Start of EXTRACTED ENTRIES

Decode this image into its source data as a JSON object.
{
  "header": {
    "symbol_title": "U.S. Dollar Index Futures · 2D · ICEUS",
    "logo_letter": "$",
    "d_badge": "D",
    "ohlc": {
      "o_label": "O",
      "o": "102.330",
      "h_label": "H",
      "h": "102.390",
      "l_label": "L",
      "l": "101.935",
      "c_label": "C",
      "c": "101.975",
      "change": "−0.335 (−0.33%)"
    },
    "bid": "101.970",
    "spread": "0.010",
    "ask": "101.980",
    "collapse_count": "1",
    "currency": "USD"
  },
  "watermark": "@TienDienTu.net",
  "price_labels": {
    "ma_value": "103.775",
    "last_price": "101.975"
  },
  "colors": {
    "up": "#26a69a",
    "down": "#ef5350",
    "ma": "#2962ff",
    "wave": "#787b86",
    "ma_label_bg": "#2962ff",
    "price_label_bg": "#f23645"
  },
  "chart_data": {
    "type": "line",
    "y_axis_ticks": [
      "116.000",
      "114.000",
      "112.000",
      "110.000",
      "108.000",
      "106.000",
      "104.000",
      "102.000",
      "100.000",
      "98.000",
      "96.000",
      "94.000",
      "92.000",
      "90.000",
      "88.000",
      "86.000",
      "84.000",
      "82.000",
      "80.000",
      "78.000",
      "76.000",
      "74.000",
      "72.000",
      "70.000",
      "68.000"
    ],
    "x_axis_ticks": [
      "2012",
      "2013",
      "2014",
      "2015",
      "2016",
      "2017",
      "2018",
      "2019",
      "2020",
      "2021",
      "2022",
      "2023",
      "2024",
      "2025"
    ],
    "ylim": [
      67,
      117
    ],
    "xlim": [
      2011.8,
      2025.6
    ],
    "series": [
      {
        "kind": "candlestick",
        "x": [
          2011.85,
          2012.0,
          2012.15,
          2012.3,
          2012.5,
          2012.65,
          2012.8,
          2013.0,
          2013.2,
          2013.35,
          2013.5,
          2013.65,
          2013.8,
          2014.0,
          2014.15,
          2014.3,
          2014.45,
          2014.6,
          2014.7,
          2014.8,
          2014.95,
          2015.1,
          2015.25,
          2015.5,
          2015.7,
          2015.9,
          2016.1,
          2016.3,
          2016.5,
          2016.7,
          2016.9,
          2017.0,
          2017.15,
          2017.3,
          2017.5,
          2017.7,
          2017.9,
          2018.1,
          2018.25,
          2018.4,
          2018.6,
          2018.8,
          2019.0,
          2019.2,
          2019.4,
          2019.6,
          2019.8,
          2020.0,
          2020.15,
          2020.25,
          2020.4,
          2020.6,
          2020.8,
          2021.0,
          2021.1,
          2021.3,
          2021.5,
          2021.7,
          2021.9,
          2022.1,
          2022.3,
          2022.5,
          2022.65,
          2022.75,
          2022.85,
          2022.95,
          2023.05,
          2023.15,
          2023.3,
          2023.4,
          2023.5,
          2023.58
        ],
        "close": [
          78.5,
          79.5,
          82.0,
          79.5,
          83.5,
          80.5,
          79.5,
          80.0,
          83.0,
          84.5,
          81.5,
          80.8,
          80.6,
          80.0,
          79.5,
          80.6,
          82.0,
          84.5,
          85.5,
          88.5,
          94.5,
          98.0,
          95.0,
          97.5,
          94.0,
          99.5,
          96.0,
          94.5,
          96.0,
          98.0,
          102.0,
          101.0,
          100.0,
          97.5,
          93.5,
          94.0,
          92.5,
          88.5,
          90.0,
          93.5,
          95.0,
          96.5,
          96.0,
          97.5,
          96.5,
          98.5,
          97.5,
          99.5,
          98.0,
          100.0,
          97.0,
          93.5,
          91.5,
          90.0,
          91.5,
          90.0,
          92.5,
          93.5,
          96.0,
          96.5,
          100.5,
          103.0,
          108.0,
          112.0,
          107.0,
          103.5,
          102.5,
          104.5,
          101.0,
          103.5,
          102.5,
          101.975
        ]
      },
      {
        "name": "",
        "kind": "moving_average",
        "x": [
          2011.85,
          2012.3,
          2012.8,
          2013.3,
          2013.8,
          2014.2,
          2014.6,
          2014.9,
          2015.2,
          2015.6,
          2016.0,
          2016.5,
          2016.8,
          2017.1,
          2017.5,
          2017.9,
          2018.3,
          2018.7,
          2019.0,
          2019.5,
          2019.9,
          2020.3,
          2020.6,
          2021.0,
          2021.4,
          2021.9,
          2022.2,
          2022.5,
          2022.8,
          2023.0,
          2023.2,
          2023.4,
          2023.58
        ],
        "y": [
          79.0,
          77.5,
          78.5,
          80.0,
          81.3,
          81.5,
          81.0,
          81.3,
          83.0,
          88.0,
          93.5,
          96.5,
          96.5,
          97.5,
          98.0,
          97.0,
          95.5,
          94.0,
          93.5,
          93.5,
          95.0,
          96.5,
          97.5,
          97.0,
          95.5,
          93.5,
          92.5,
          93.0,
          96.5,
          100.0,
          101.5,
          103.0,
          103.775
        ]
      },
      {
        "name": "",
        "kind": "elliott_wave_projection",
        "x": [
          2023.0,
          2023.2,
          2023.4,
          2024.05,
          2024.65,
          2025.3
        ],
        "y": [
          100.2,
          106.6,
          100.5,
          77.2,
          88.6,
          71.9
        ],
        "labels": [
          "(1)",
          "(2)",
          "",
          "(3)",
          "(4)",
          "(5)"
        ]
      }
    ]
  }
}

End of EXTRACTED ENTRIES

• **WHAT YOU NEED TO DO**
Transcribe all of the material exactly. Omit nothing.

• **WRITTEN RESPONSE**
Decode this image into its source data as a JSON object.
{
  "header": {
    "symbol_title": "U.S. Dollar Index Futures · 2D · ICEUS",
    "logo_letter": "$",
    "d_badge": "D",
    "ohlc": {
      "o_label": "O",
      "o": "102.330",
      "h_label": "H",
      "h": "102.390",
      "l_label": "L",
      "l": "101.935",
      "c_label": "C",
      "c": "101.975",
      "change": "−0.335 (−0.33%)"
    },
    "bid": "101.970",
    "spread": "0.010",
    "ask": "101.980",
    "collapse_count": "1",
    "currency": "USD"
  },
  "watermark": "@TienDienTu.net",
  "price_labels": {
    "ma_value": "103.775",
    "last_price": "101.975"
  },
  "colors": {
    "up": "#26a69a",
    "down": "#ef5350",
    "ma": "#2962ff",
    "wave": "#787b86",
    "ma_label_bg": "#2962ff",
    "price_label_bg": "#f23645"
  },
  "chart_data": {
    "type": "line",
    "y_axis_ticks": [
      "116.000",
      "114.000",
      "112.000",
      "110.000",
      "108.000",
      "106.000",
      "104.000",
      "102.000",
      "100.000",
      "98.000",
      "96.000",
      "94.000",
      "92.000",
      "90.000",
      "88.000",
      "86.000",
      "84.000",
      "82.000",
      "80.000",
      "78.000",
      "76.000",
      "74.000",
      "72.000",
      "70.000",
      "68.000"
    ],
    "x_axis_ticks": [
      "2012",
      "2013",
      "2014",
      "2015",
      "2016",
      "2017",
      "2018",
      "2019",
      "2020",
      "2021",
      "2022",
      "2023",
      "2024",
      "2025"
    ],
    "ylim": [
      67,
      117
    ],
    "xlim": [
      2011.8,
      2025.6
    ],
    "series": [
      {
        "kind": "candlestick",
        "x": [
          2011.85,
          2012.0,
          2012.15,
          2012.3,
          2012.5,
          2012.65,
          2012.8,
          2013.0,
          2013.2,
          2013.35,
          2013.5,
          2013.65,
          2013.8,
          2014.0,
          2014.15,
          2014.3,
          2014.45,
          2014.6,
          2014.7,
          2014.8,
          2014.95,
          2015.1,
          2015.25,
          2015.5,
          2015.7,
          2015.9,
          2016.1,
          2016.3,
          2016.5,
          2016.7,
          2016.9,
          2017.0,
          2017.15,
          2017.3,
          2017.5,
          2017.7,
          2017.9,
          2018.1,
          2018.25,
          2018.4,
          2018.6,
          2018.8,
          2019.0,
          2019.2,
          2019.4,
          2019.6,
          2019.8,
          2020.0,
          2020.15,
          2020.25,
          2020.4,
          2020.6,
          2020.8,
          2021.0,
          2021.1,
          2021.3,
          2021.5,
          2021.7,
          2021.9,
          2022.1,
          2022.3,
          2022.5,
          2022.65,
          2022.75,
          2022.85,
          2022.95,
          2023.05,
          2023.15,
          2023.3,
          2023.4,
          2023.5,
          2023.58
        ],
        "close": [
          78.5,
          79.5,
          82.0,
          79.5,
          83.5,
          80.5,
          79.5,
          80.0,
          83.0,
          84.5,
          81.5,
          80.8,
          80.6,
          80.0,
          79.5,
          80.6,
          82.0,
          84.5,
          85.5,
          88.5,
          94.5,
          98.0,
          95.0,
          97.5,
          94.0,
          99.5,
          96.0,
          94.5,
          96.0,
          98.0,
          102.0,
          101.0,
          100.0,
          97.5,
          93.5,
          94.0,
          92.5,
          88.5,
          90.0,
          93.5,
          95.0,
          96.5,
          96.0,
          97.5,
          96.5,
          98.5,
          97.5,
          99.5,
          98.0,
          100.0,
          97.0,
          93.5,
          91.5,
          90.0,
          91.5,
          90.0,
          92.5,
          93.5,
          96.0,
          96.5,
          100.5,
          103.0,
          108.0,
          112.0,
          107.0,
          103.5,
          102.5,
          104.5,
          101.0,
          103.5,
          102.5,
          101.975
        ]
      },
      {
        "name": "",
        "kind": "moving_average",
        "x": [
          2011.85,
          2012.3,
          2012.8,
          2013.3,
          2013.8,
          2014.2,
          2014.6,
          2014.9,
          2015.2,
          2015.6,
          2016.0,
          2016.5,
          2016.8,
          2017.1,
          2017.5,
          2017.9,
          2018.3,
          2018.7,
          2019.0,
          2019.5,
          2019.9,
          2020.3,
          2020.6,
          2021.0,
          2021.4,
          2021.9,
          2022.2,
          2022.5,
          2022.8,
          2023.0,
          2023.2,
          2023.4,
          2023.58
        ],
        "y": [
          79.0,
          77.5,
          78.5,
          80.0,
          81.3,
          81.5,
          81.0,
          81.3,
          83.0,
          88.0,
          93.5,
          96.5,
          96.5,
          97.5,
          98.0,
          97.0,
          95.5,
          94.0,
          93.5,
          93.5,
          95.0,
          96.5,
          97.5,
          97.0,
          95.5,
          93.5,
          92.5,
          93.0,
          96.5,
          100.0,
          101.5,
          103.0,
          103.775
        ]
      },
      {
        "name": "",
        "kind": "elliott_wave_projection",
        "x": [
          2023.0,
          2023.2,
          2023.4,
          2024.05,
          2024.65,
          2025.3
        ],
        "y": [
          100.2,
          106.6,
          100.5,
          77.2,
          88.6,
          71.9
        ],
        "labels": [
          "(1)",
          "(2)",
          "",
          "(3)",
          "(4)",
          "(5)"
        ]
      }
    ]
  }
}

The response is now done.